§ Given records
Start

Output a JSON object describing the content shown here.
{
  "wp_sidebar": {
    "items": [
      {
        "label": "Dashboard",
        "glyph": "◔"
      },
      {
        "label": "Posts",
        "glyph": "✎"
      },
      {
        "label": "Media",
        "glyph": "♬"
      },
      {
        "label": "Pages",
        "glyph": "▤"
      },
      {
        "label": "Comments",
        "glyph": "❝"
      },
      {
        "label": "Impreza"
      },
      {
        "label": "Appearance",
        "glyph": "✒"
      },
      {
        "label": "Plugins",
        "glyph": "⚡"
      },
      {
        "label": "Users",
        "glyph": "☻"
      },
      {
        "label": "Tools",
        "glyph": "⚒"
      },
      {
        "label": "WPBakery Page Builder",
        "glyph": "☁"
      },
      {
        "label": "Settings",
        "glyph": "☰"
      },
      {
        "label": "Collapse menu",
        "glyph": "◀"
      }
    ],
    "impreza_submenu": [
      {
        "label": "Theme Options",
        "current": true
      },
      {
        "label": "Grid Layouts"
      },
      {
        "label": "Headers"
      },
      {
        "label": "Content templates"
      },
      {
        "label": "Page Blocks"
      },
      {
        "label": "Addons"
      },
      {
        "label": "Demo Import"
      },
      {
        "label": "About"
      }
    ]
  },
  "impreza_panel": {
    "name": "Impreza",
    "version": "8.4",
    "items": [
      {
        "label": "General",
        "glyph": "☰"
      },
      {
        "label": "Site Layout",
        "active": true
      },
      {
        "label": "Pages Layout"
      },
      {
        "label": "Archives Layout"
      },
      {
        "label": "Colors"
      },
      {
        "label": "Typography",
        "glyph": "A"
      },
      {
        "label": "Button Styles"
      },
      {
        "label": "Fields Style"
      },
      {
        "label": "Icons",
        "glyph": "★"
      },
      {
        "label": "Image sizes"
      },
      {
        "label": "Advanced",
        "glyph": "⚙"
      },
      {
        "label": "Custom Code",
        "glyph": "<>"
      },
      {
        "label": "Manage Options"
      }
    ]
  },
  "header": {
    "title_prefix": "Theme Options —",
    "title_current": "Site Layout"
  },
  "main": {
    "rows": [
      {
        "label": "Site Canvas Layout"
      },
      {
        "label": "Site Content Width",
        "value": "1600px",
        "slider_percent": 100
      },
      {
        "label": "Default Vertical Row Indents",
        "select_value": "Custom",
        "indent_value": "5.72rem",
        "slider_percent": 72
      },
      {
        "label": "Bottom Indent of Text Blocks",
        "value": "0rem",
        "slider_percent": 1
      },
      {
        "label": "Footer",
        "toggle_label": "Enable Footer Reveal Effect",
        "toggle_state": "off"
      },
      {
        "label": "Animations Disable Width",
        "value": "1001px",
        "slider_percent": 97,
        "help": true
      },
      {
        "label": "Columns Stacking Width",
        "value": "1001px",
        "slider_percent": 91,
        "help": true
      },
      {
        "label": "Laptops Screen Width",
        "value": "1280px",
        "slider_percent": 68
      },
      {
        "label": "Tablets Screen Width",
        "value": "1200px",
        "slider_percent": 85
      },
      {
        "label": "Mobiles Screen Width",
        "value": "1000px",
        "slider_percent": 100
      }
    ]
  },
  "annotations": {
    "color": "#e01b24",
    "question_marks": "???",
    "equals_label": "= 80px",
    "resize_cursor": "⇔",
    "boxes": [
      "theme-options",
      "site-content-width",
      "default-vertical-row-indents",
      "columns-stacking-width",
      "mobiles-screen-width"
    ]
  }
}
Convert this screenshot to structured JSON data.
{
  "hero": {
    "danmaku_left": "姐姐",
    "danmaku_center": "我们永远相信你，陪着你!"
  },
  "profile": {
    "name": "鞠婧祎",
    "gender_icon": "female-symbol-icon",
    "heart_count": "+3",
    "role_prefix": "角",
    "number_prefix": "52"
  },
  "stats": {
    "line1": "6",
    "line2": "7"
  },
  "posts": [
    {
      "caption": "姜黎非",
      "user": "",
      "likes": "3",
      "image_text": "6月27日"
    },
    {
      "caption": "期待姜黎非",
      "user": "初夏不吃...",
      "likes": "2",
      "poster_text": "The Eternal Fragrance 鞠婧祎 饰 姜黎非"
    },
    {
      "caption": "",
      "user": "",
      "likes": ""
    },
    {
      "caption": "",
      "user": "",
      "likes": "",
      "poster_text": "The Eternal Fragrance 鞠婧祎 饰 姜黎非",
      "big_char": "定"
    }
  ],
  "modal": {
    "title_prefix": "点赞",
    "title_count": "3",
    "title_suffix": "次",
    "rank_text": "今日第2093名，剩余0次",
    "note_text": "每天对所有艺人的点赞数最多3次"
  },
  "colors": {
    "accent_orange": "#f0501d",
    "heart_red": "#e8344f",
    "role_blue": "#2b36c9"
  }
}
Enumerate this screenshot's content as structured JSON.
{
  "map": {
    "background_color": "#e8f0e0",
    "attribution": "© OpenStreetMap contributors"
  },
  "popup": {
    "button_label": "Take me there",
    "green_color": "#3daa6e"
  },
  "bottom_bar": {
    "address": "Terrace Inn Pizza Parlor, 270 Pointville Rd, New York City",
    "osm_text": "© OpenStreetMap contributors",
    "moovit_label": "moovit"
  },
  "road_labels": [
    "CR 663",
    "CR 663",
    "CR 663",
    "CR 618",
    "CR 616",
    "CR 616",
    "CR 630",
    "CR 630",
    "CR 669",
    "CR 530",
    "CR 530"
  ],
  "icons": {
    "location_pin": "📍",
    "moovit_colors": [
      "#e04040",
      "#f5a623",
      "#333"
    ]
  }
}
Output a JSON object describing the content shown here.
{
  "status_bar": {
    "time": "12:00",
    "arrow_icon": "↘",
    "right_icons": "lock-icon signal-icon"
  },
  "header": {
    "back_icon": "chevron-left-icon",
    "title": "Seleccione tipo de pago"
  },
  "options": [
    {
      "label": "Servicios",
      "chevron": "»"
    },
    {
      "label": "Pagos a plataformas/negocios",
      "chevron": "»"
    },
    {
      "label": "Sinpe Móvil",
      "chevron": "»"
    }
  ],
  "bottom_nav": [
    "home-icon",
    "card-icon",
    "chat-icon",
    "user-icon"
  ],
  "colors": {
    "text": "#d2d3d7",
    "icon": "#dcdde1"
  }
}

End

§ Exercise goal
Each record above should be restated word for word.

§ Complete answer
Output a JSON object describing the content shown here.
{
  "wp_sidebar": {
    "items": [
      {
        "label": "Dashboard",
        "glyph": "◔"
      },
      {
        "label": "Posts",
        "glyph": "✎"
      },
      {
        "label": "Media",
        "glyph": "♬"
      },
      {
        "label": "Pages",
        "glyph": "▤"
      },
      {
        "label": "Comments",
        "glyph": "❝"
      },
      {
        "label": "Impreza"
      },
      {
        "label": "Appearance",
        "glyph": "✒"
      },
      {
        "label": "Plugins",
        "glyph": "⚡"
      },
      {
        "label": "Users",
        "glyph": "☻"
      },
      {
        "label": "Tools",
        "glyph": "⚒"
      },
      {
        "label": "WPBakery Page Builder",
        "glyph": "☁"
      },
      {
        "label": "Settings",
        "glyph": "☰"
      },
      {
        "label": "Collapse menu",
        "glyph": "◀"
      }
    ],
    "impreza_submenu": [
      {
        "label": "Theme Options",
        "current": true
      },
      {
        "label": "Grid Layouts"
      },
      {
        "label": "Headers"
      },
      {
        "label": "Content templates"
      },
      {
        "label": "Page Blocks"
      },
      {
        "label": "Addons"
      },
      {
        "label": "Demo Import"
      },
      {
        "label": "About"
      }
    ]
  },
  "impreza_panel": {
    "name": "Impreza",
    "version": "8.4",
    "items": [
      {
        "label": "General",
        "glyph": "☰"
      },
      {
        "label": "Site Layout",
        "active": true
      },
      {
        "label": "Pages Layout"
      },
      {
        "label": "Archives Layout"
      },
      {
        "label": "Colors"
      },
      {
        "label": "Typography",
        "glyph": "A"
      },
      {
        "label": "Button Styles"
      },
      {
        "label": "Fields Style"
      },
      {
        "label": "Icons",
        "glyph": "★"
      },
      {
        "label": "Image sizes"
      },
      {
        "label": "Advanced",
        "glyph": "⚙"
      },
      {
        "label": "Custom Code",
        "glyph": "<>"
      },
      {
        "label": "Manage Options"
      }
    ]
  },
  "header": {
    "title_prefix": "Theme Options —",
    "title_current": "Site Layout"
  },
  "main": {
    "rows": [
      {
        "label": "Site Canvas Layout"
      },
      {
        "label": "Site Content Width",
        "value": "1600px",
        "slider_percent": 100
      },
      {
        "label": "Default Vertical Row Indents",
        "select_value": "Custom",
        "indent_value": "5.72rem",
        "slider_percent": 72
      },
      {
        "label": "Bottom Indent of Text Blocks",
        "value": "0rem",
        "slider_percent": 1
      },
      {
        "label": "Footer",
        "toggle_label": "Enable Footer Reveal Effect",
        "toggle_state": "off"
      },
      {
        "label": "Animations Disable Width",
        "value": "1001px",
        "slider_percent": 97,
        "help": true
      },
      {
        "label": "Columns Stacking Width",
        "value": "1001px",
        "slider_percent": 91,
        "help": true
      },
      {
        "label": "Laptops Screen Width",
        "value": "1280px",
        "slider_percent": 68
      },
      {
        "label": "Tablets Screen Width",
        "value": "1200px",
        "slider_percent": 85
      },
      {
        "label": "Mobiles Screen Width",
        "value": "1000px",
        "slider_percent": 100
      }
    ]
  },
  "annotations": {
    "color": "#e01b24",
    "question_marks": "???",
    "equals_label": "= 80px",
    "resize_cursor": "⇔",
    "boxes": [
      "theme-options",
      "site-content-width",
      "default-vertical-row-indents",
      "columns-stacking-width",
      "mobiles-screen-width"
    ]
  }
}
Convert this screenshot to structured JSON data.
{
  "hero": {
    "danmaku_left": "姐姐",
    "danmaku_center": "我们永远相信你，陪着你!"
  },
  "profile": {
    "name": "鞠婧祎",
    "gender_icon": "female-symbol-icon",
    "heart_count": "+3",
    "role_prefix": "角",
    "number_prefix": "52"
  },
  "stats": {
    "line1": "6",
    "line2": "7"
  },
  "posts": [
    {
      "caption": "姜黎非",
      "user": "",
      "likes": "3",
      "image_text": "6月27日"
    },
    {
      "caption": "期待姜黎非",
      "user": "初夏不吃...",
      "likes": "2",
      "poster_text": "The Eternal Fragrance 鞠婧祎 饰 姜黎非"
    },
    {
      "caption": "",
      "user": "",
      "likes": ""
    },
    {
      "caption": "",
      "user": "",
      "likes": "",
      "poster_text": "The Eternal Fragrance 鞠婧祎 饰 姜黎非",
      "big_char": "定"
    }
  ],
  "modal": {
    "title_prefix": "点赞",
    "title_count": "3",
    "title_suffix": "次",
    "rank_text": "今日第2093名，剩余0次",
    "note_text": "每天对所有艺人的点赞数最多3次"
  },
  "colors": {
    "accent_orange": "#f0501d",
    "heart_red": "#e8344f",
    "role_blue": "#2b36c9"
  }
}
Enumerate this screenshot's content as structured JSON.
{
  "map": {
    "background_color": "#e8f0e0",
    "attribution": "© OpenStreetMap contributors"
  },
  "popup": {
    "button_label": "Take me there",
    "green_color": "#3daa6e"
  },
  "bottom_bar": {
    "address": "Terrace Inn Pizza Parlor, 270 Pointville Rd, New York City",
    "osm_text": "© OpenStreetMap contributors",
    "moovit_label": "moovit"
  },
  "road_labels": [
    "CR 663",
    "CR 663",
    "CR 663",
    "CR 618",
    "CR 616",
    "CR 616",
    "CR 630",
    "CR 630",
    "CR 669",
    "CR 530",
    "CR 530"
  ],
  "icons": {
    "location_pin": "📍",
    "moovit_colors": [
      "#e04040",
      "#f5a623",
      "#333"
    ]
  }
}
Output a JSON object describing the content shown here.
{
  "status_bar": {
    "time": "12:00",
    "arrow_icon": "↘",
    "right_icons": "lock-icon signal-icon"
  },
  "header": {
    "back_icon": "chevron-left-icon",
    "title": "Seleccione tipo de pago"
  },
  "options": [
    {
      "label": "Servicios",
      "chevron": "»"
    },
    {
      "label": "Pagos a plataformas/negocios",
      "chevron": "»"
    },
    {
      "label": "Sinpe Móvil",
      "chevron": "»"
    }
  ],
  "bottom_nav": [
    "home-icon",
    "card-icon",
    "chat-icon",
    "user-icon"
  ],
  "colors": {
    "text": "#d2d3d7",
    "icon": "#dcdde1"
  }
}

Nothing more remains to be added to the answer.